── MATERIAL FOR THIS EXERCISE

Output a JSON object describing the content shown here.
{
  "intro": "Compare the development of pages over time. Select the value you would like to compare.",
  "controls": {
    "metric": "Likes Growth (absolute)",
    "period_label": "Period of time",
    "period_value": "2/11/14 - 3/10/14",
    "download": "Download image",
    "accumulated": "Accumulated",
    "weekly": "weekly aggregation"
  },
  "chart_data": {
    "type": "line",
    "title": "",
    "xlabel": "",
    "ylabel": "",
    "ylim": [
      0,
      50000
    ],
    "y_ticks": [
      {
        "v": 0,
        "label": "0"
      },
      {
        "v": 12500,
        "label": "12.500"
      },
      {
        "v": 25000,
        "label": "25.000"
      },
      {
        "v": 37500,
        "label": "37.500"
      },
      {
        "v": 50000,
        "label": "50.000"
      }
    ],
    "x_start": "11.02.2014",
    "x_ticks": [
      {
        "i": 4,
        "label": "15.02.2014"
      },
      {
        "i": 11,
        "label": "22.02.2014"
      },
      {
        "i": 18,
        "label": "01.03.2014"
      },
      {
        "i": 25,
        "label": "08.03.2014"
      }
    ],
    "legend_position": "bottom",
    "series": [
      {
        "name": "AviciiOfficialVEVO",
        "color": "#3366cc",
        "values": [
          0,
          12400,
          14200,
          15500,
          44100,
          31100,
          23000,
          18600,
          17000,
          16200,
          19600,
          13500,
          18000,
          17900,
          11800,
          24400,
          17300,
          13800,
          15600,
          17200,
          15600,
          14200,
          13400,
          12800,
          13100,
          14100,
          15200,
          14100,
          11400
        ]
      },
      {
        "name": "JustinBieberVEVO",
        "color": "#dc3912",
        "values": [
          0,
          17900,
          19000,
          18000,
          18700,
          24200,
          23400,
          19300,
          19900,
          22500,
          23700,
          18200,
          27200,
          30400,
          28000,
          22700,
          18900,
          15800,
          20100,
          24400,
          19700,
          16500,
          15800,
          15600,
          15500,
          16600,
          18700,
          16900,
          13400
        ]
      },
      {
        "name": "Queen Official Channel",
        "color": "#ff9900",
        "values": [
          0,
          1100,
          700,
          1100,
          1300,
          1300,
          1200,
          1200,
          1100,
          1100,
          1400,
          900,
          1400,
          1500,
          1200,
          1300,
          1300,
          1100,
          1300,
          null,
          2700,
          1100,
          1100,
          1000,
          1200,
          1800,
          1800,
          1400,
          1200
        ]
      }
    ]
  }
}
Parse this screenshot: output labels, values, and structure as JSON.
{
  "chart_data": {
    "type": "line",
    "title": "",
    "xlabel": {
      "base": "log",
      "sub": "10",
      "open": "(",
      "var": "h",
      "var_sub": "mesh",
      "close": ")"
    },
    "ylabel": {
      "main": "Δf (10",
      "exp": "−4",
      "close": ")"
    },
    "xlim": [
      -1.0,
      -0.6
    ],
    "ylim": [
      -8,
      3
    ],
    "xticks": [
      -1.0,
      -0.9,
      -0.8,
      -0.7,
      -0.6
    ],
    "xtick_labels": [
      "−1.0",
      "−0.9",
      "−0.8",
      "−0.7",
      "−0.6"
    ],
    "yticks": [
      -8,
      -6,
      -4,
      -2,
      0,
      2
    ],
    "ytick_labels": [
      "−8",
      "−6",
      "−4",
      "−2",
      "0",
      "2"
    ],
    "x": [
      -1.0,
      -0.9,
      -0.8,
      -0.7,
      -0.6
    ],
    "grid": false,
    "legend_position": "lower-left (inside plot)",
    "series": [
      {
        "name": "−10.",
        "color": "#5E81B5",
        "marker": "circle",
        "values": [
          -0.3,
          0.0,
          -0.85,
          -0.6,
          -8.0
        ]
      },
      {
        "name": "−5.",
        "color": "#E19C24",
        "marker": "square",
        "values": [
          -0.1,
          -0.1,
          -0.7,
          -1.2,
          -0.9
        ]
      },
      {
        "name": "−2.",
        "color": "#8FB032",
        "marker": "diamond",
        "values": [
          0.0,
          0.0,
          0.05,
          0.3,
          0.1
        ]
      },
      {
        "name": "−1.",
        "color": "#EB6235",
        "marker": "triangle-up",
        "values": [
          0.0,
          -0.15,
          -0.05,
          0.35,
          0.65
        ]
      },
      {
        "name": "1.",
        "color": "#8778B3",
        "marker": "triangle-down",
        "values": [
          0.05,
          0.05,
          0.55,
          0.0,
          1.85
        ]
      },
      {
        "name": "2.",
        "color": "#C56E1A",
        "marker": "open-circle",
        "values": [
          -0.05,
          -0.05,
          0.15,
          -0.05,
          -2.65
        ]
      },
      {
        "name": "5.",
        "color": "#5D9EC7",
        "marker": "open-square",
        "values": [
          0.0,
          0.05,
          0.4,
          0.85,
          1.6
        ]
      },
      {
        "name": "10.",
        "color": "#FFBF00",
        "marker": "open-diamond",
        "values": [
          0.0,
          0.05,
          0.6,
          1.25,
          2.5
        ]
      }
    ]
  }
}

────

STATED TASK: Copy all lines from the listing that contain "color".

SOLUTION FOR THIS PROBLEM:
        "color": "#3366cc",
        "color": "#dc3912",
        "color": "#ff9900",
        "color": "#5E81B5",
        "color": "#E19C24",
        "color": "#8FB032",
        "color": "#EB6235",
        "color": "#8778B3",
        "color": "#C56E1A",
        "color": "#5D9EC7",
        "color": "#FFBF00",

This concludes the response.